_INFORMATION SUPPLIED_
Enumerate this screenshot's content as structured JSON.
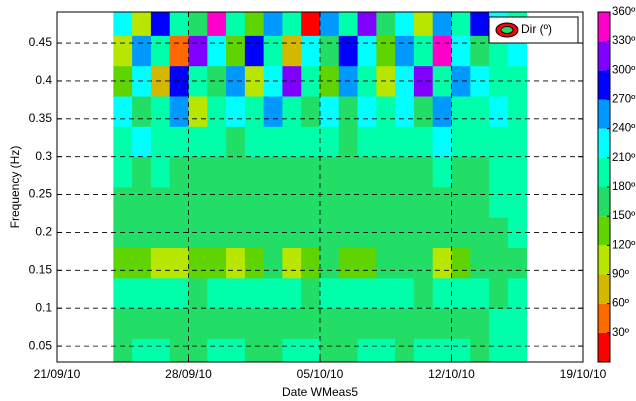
{
  "chart_data": {
    "type": "contour",
    "xlabel": "Date WMeas5",
    "ylabel": "Frequency (Hz)",
    "legend": "Dir (º)",
    "legend_corner": "upper right",
    "grid": true,
    "xlim": [
      "2010-09-21",
      "2010-10-19"
    ],
    "xticks": [
      {
        "value": "2010-09-21",
        "label": "21/09/10"
      },
      {
        "value": "2010-09-28",
        "label": "28/09/10"
      },
      {
        "value": "2010-10-05",
        "label": "05/10/10"
      },
      {
        "value": "2010-10-12",
        "label": "12/10/10"
      },
      {
        "value": "2010-10-19",
        "label": "19/10/10"
      }
    ],
    "ylim": [
      0.029,
      0.491
    ],
    "yticks": [
      0.05,
      0.1,
      0.15,
      0.2,
      0.25,
      0.3,
      0.35,
      0.4,
      0.45
    ],
    "clim": [
      0,
      360
    ],
    "cticks": [
      {
        "value": 30,
        "label": "30º"
      },
      {
        "value": 60,
        "label": "60º"
      },
      {
        "value": 90,
        "label": "90º"
      },
      {
        "value": 120,
        "label": "120º"
      },
      {
        "value": 150,
        "label": "150º"
      },
      {
        "value": 180,
        "label": "180º"
      },
      {
        "value": 210,
        "label": "210º"
      },
      {
        "value": 240,
        "label": "240º"
      },
      {
        "value": 270,
        "label": "270º"
      },
      {
        "value": 300,
        "label": "300º"
      },
      {
        "value": 330,
        "label": "330º"
      },
      {
        "value": 360,
        "label": "360º"
      }
    ],
    "colors": [
      "#ff0000",
      "#ff6a00",
      "#d4b800",
      "#b8e600",
      "#5fd400",
      "#22dd66",
      "#00ffaa",
      "#00ffff",
      "#0099ff",
      "#0000ff",
      "#8000ff",
      "#ff00cc"
    ],
    "x": [
      "2010-09-24",
      "2010-09-25",
      "2010-09-26",
      "2010-09-27",
      "2010-09-28",
      "2010-09-29",
      "2010-09-30",
      "2010-10-01",
      "2010-10-02",
      "2010-10-03",
      "2010-10-04",
      "2010-10-05",
      "2010-10-06",
      "2010-10-07",
      "2010-10-08",
      "2010-10-09",
      "2010-10-10",
      "2010-10-11",
      "2010-10-12",
      "2010-10-13",
      "2010-10-14",
      "2010-10-15"
    ],
    "y": [
      0.04,
      0.08,
      0.12,
      0.16,
      0.2,
      0.24,
      0.28,
      0.32,
      0.36,
      0.4,
      0.44,
      0.48
    ],
    "z": [
      [
        170,
        185,
        195,
        175,
        160,
        190,
        200,
        175,
        165,
        185,
        195,
        170,
        175,
        190,
        180,
        165,
        185,
        200,
        190,
        175,
        185,
        195
      ],
      [
        165,
        160,
        170,
        155,
        165,
        175,
        160,
        170,
        165,
        160,
        170,
        175,
        165,
        160,
        170,
        165,
        175,
        160,
        170,
        165,
        185,
        190
      ],
      [
        180,
        190,
        200,
        185,
        175,
        195,
        190,
        185,
        180,
        190,
        175,
        185,
        190,
        180,
        195,
        185,
        175,
        190,
        185,
        180,
        175,
        185
      ],
      [
        130,
        125,
        115,
        110,
        120,
        125,
        115,
        140,
        150,
        115,
        120,
        150,
        145,
        125,
        160,
        155,
        150,
        115,
        125,
        150,
        160,
        165
      ],
      [
        160,
        165,
        155,
        160,
        165,
        170,
        160,
        165,
        160,
        155,
        165,
        170,
        160,
        165,
        160,
        165,
        170,
        160,
        165,
        170,
        175,
        185
      ],
      [
        155,
        165,
        160,
        170,
        160,
        165,
        170,
        160,
        165,
        170,
        160,
        165,
        170,
        165,
        160,
        170,
        165,
        175,
        160,
        170,
        180,
        190
      ],
      [
        185,
        170,
        190,
        165,
        175,
        160,
        170,
        165,
        175,
        160,
        165,
        170,
        160,
        175,
        165,
        170,
        165,
        185,
        175,
        165,
        190,
        195
      ],
      [
        200,
        215,
        185,
        195,
        190,
        205,
        175,
        185,
        195,
        180,
        200,
        185,
        175,
        190,
        180,
        195,
        200,
        215,
        190,
        205,
        195,
        200
      ],
      [
        230,
        150,
        200,
        260,
        115,
        195,
        220,
        180,
        245,
        200,
        160,
        210,
        175,
        230,
        195,
        215,
        170,
        240,
        200,
        185,
        210,
        205
      ],
      [
        140,
        215,
        60,
        280,
        200,
        170,
        255,
        100,
        210,
        320,
        190,
        135,
        240,
        205,
        90,
        225,
        300,
        180,
        250,
        215,
        195,
        200
      ],
      [
        100,
        250,
        190,
        40,
        310,
        215,
        135,
        270,
        185,
        75,
        235,
        160,
        290,
        210,
        140,
        250,
        195,
        330,
        225,
        170,
        200,
        210
      ],
      [
        210,
        90,
        275,
        195,
        150,
        340,
        205,
        120,
        265,
        180,
        25,
        240,
        195,
        300,
        160,
        230,
        110,
        255,
        190,
        285,
        215,
        205
      ]
    ]
  }
}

_THE EXERCISE_
Set the listing down in full and exactly. Pictures within it should not appear in the copy.

_SOLVED EXERCISE_
Enumerate this screenshot's content as structured JSON.
{
  "chart_data": {
    "type": "contour",
    "xlabel": "Date WMeas5",
    "ylabel": "Frequency (Hz)",
    "legend": "Dir (º)",
    "legend_corner": "upper right",
    "grid": true,
    "xlim": [
      "2010-09-21",
      "2010-10-19"
    ],
    "xticks": [
      {
        "value": "2010-09-21",
        "label": "21/09/10"
      },
      {
        "value": "2010-09-28",
        "label": "28/09/10"
      },
      {
        "value": "2010-10-05",
        "label": "05/10/10"
      },
      {
        "value": "2010-10-12",
        "label": "12/10/10"
      },
      {
        "value": "2010-10-19",
        "label": "19/10/10"
      }
    ],
    "ylim": [
      0.029,
      0.491
    ],
    "yticks": [
      0.05,
      0.1,
      0.15,
      0.2,
      0.25,
      0.3,
      0.35,
      0.4,
      0.45
    ],
    "clim": [
      0,
      360
    ],
    "cticks": [
      {
        "value": 30,
        "label": "30º"
      },
      {
        "value": 60,
        "label": "60º"
      },
      {
        "value": 90,
        "label": "90º"
      },
      {
        "value": 120,
        "label": "120º"
      },
      {
        "value": 150,
        "label": "150º"
      },
      {
        "value": 180,
        "label": "180º"
      },
      {
        "value": 210,
        "label": "210º"
      },
      {
        "value": 240,
        "label": "240º"
      },
      {
        "value": 270,
        "label": "270º"
      },
      {
        "value": 300,
        "label": "300º"
      },
      {
        "value": 330,
        "label": "330º"
      },
      {
        "value": 360,
        "label": "360º"
      }
    ],
    "colors": [
      "#ff0000",
      "#ff6a00",
      "#d4b800",
      "#b8e600",
      "#5fd400",
      "#22dd66",
      "#00ffaa",
      "#00ffff",
      "#0099ff",
      "#0000ff",
      "#8000ff",
      "#ff00cc"
    ],
    "x": [
      "2010-09-24",
      "2010-09-25",
      "2010-09-26",
      "2010-09-27",
      "2010-09-28",
      "2010-09-29",
      "2010-09-30",
      "2010-10-01",
      "2010-10-02",
      "2010-10-03",
      "2010-10-04",
      "2010-10-05",
      "2010-10-06",
      "2010-10-07",
      "2010-10-08",
      "2010-10-09",
      "2010-10-10",
      "2010-10-11",
      "2010-10-12",
      "2010-10-13",
      "2010-10-14",
      "2010-10-15"
    ],
    "y": [
      0.04,
      0.08,
      0.12,
      0.16,
      0.2,
      0.24,
      0.28,
      0.32,
      0.36,
      0.4,
      0.44,
      0.48
    ],
    "z": [
      [
        170,
        185,
        195,
        175,
        160,
        190,
        200,
        175,
        165,
        185,
        195,
        170,
        175,
        190,
        180,
        165,
        185,
        200,
        190,
        175,
        185,
        195
      ],
      [
        165,
        160,
        170,
        155,
        165,
        175,
        160,
        170,
        165,
        160,
        170,
        175,
        165,
        160,
        170,
        165,
        175,
        160,
        170,
        165,
        185,
        190
      ],
      [
        180,
        190,
        200,
        185,
        175,
        195,
        190,
        185,
        180,
        190,
        175,
        185,
        190,
        180,
        195,
        185,
        175,
        190,
        185,
        180,
        175,
        185
      ],
      [
        130,
        125,
        115,
        110,
        120,
        125,
        115,
        140,
        150,
        115,
        120,
        150,
        145,
        125,
        160,
        155,
        150,
        115,
        125,
        150,
        160,
        165
      ],
      [
        160,
        165,
        155,
        160,
        165,
        170,
        160,
        165,
        160,
        155,
        165,
        170,
        160,
        165,
        160,
        165,
        170,
        160,
        165,
        170,
        175,
        185
      ],
      [
        155,
        165,
        160,
        170,
        160,
        165,
        170,
        160,
        165,
        170,
        160,
        165,
        170,
        165,
        160,
        170,
        165,
        175,
        160,
        170,
        180,
        190
      ],
      [
        185,
        170,
        190,
        165,
        175,
        160,
        170,
        165,
        175,
        160,
        165,
        170,
        160,
        175,
        165,
        170,
        165,
        185,
        175,
        165,
        190,
        195
      ],
      [
        200,
        215,
        185,
        195,
        190,
        205,
        175,
        185,
        195,
        180,
        200,
        185,
        175,
        190,
        180,
        195,
        200,
        215,
        190,
        205,
        195,
        200
      ],
      [
        230,
        150,
        200,
        260,
        115,
        195,
        220,
        180,
        245,
        200,
        160,
        210,
        175,
        230,
        195,
        215,
        170,
        240,
        200,
        185,
        210,
        205
      ],
      [
        140,
        215,
        60,
        280,
        200,
        170,
        255,
        100,
        210,
        320,
        190,
        135,
        240,
        205,
        90,
        225,
        300,
        180,
        250,
        215,
        195,
        200
      ],
      [
        100,
        250,
        190,
        40,
        310,
        215,
        135,
        270,
        185,
        75,
        235,
        160,
        290,
        210,
        140,
        250,
        195,
        330,
        225,
        170,
        200,
        210
      ],
      [
        210,
        90,
        275,
        195,
        150,
        340,
        205,
        120,
        265,
        180,
        25,
        240,
        195,
        300,
        160,
        230,
        110,
        255,
        190,
        285,
        215,
        205
      ]
    ]
  }
}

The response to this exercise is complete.